# [Excerpted records]

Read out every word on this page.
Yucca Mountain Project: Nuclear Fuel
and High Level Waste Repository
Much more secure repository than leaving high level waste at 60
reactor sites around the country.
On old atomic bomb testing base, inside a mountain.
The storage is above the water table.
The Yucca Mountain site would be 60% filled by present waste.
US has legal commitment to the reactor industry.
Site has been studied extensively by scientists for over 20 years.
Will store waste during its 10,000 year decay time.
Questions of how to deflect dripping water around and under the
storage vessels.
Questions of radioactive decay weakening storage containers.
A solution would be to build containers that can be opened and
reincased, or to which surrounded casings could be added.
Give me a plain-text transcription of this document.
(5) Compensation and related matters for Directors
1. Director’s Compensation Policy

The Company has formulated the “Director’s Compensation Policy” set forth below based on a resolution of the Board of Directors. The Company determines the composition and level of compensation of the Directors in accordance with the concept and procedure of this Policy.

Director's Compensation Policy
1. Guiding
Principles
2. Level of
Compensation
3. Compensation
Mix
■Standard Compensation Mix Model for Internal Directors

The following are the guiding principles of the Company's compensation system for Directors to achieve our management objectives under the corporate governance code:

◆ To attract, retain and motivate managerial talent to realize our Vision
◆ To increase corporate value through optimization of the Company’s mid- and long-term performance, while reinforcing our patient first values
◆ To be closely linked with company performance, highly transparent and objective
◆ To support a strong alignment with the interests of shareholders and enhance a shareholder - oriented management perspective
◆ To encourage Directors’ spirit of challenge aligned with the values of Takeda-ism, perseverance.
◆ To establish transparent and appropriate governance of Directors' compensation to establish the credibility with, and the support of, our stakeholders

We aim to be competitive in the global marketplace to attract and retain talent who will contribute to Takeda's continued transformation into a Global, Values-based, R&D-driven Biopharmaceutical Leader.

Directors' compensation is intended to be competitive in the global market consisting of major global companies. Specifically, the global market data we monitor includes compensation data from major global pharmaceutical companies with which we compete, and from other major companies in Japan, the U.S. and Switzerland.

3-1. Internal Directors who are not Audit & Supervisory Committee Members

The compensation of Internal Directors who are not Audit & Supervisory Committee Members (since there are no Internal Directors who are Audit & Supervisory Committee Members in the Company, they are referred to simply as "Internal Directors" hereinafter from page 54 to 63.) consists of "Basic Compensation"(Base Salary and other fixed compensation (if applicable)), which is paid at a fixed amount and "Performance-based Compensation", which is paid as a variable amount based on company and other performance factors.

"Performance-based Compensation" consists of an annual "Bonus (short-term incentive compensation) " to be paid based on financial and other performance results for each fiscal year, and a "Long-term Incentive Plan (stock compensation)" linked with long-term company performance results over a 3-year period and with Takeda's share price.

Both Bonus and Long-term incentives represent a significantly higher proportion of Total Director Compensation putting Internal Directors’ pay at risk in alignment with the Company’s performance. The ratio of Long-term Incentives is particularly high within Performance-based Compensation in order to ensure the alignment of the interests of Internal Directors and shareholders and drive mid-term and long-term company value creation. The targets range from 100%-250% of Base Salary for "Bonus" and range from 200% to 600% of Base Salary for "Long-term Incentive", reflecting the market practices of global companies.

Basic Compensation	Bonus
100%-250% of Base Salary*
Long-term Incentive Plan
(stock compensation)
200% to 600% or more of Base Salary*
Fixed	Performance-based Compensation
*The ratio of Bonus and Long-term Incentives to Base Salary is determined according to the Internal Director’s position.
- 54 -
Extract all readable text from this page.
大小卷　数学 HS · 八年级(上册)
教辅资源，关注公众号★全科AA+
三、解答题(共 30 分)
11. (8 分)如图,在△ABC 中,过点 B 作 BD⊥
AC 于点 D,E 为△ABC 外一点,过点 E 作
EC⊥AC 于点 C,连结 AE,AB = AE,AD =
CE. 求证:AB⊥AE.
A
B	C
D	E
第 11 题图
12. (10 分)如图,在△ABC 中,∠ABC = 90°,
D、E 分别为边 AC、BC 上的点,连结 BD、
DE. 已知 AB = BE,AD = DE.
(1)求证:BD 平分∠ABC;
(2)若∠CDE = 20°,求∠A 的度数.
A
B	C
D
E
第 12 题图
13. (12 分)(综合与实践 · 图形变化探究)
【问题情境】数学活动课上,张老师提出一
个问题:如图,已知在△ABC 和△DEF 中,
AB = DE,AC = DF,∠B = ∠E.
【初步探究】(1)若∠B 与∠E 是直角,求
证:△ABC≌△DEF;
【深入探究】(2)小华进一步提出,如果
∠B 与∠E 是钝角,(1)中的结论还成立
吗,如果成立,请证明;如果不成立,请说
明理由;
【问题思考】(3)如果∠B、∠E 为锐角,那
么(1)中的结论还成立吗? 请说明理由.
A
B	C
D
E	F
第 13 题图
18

# [Directions for this task]
Locate all lines holding the word "linked", then copy them out.

# [The answer]
◆ To be closely linked with company performance, highly transparent and objective
"Performance-based Compensation" consists of an annual "Bonus (short-term incentive compensation) " to be paid based on financial and other performance results for each fiscal year, and a "Long-term Incentive Plan (stock compensation)" linked with long-term company performance results over a 3-year period and with Takeda's share price.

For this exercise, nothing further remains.